**What you are asked to do**
Review the material line by line. Identify and copy every line that contains the string "text".

**The records**

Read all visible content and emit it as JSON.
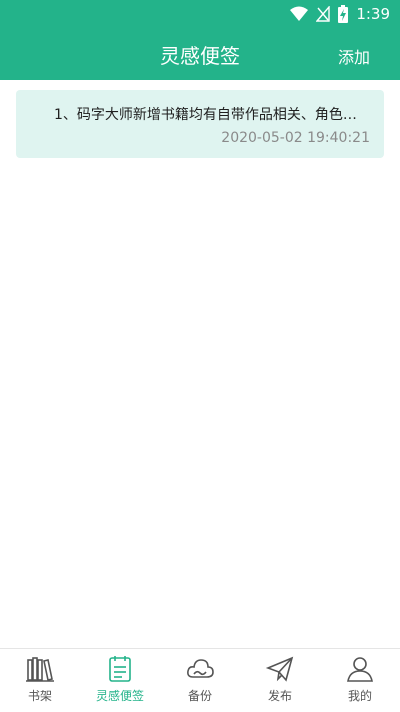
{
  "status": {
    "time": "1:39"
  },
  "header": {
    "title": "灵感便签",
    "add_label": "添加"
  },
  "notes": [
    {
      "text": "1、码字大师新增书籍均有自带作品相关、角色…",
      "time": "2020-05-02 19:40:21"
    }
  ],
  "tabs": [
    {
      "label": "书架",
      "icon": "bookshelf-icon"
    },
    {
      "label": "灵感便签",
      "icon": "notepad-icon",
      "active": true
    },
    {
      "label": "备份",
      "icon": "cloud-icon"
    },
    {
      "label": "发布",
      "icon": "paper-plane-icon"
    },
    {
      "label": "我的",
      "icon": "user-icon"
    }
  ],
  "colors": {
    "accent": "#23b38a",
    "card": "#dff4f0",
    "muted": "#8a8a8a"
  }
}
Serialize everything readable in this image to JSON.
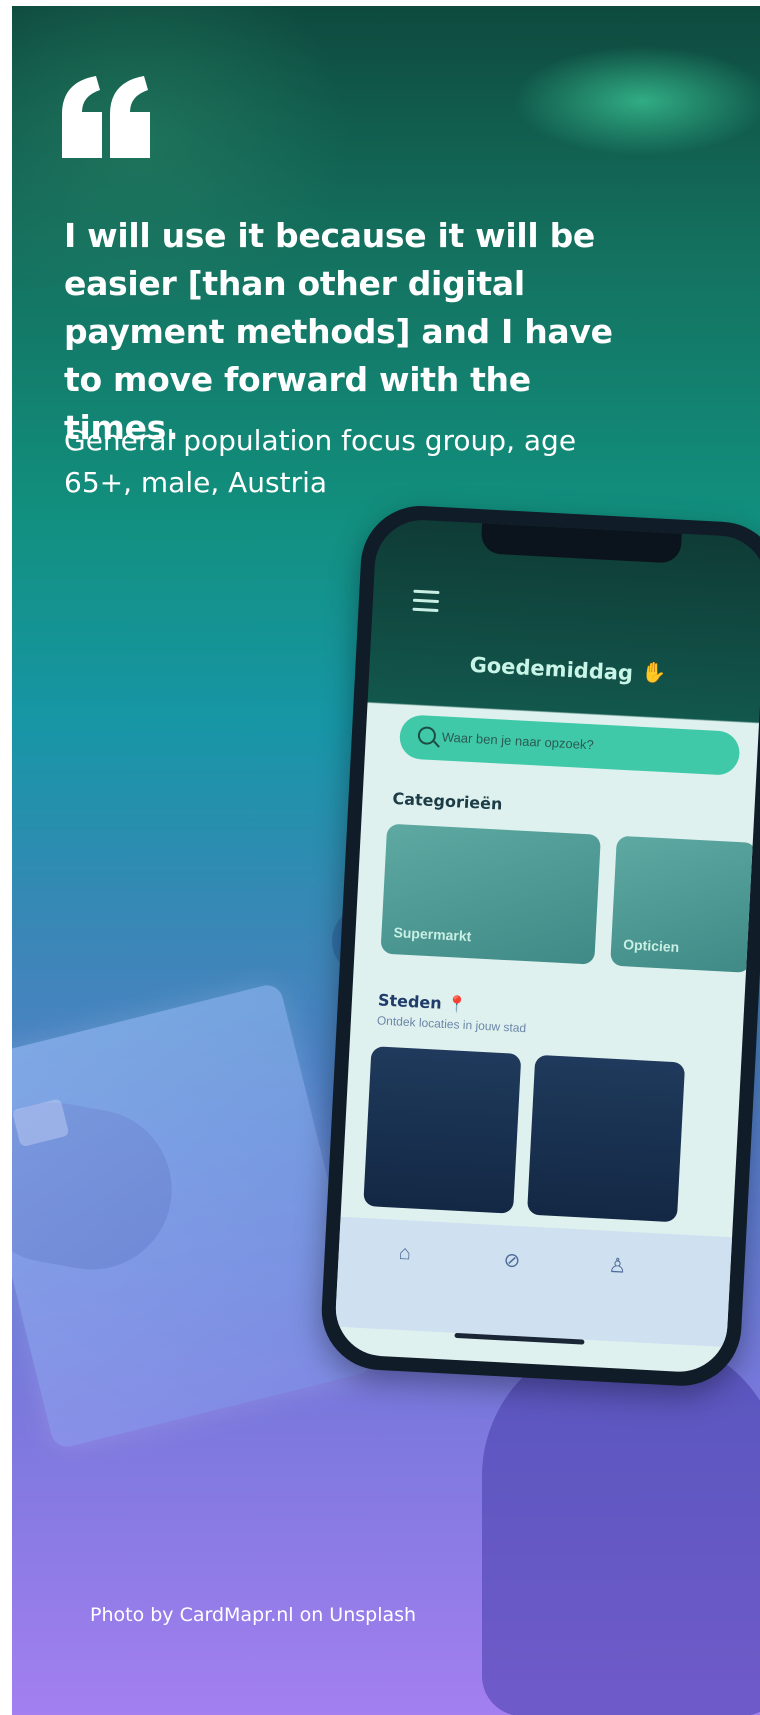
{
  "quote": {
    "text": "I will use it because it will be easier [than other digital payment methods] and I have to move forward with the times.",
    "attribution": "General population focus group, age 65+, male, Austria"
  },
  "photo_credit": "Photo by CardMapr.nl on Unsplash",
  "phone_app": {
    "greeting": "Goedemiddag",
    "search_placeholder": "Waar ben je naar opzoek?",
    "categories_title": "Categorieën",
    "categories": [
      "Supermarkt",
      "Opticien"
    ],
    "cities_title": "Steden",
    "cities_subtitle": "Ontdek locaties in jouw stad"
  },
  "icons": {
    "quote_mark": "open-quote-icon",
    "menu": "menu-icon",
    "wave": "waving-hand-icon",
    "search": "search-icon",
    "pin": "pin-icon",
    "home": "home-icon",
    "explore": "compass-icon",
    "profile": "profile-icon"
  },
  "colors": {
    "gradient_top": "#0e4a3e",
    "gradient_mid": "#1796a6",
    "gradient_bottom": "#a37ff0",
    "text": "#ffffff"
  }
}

**Answer to the task**
      "text": "1、码字大师新增书籍均有自带作品相关、角色…",
    "text": "I will use it because it will be easier [than other digital payment methods] and I have to move forward with the times.",
    "text": "#ffffff"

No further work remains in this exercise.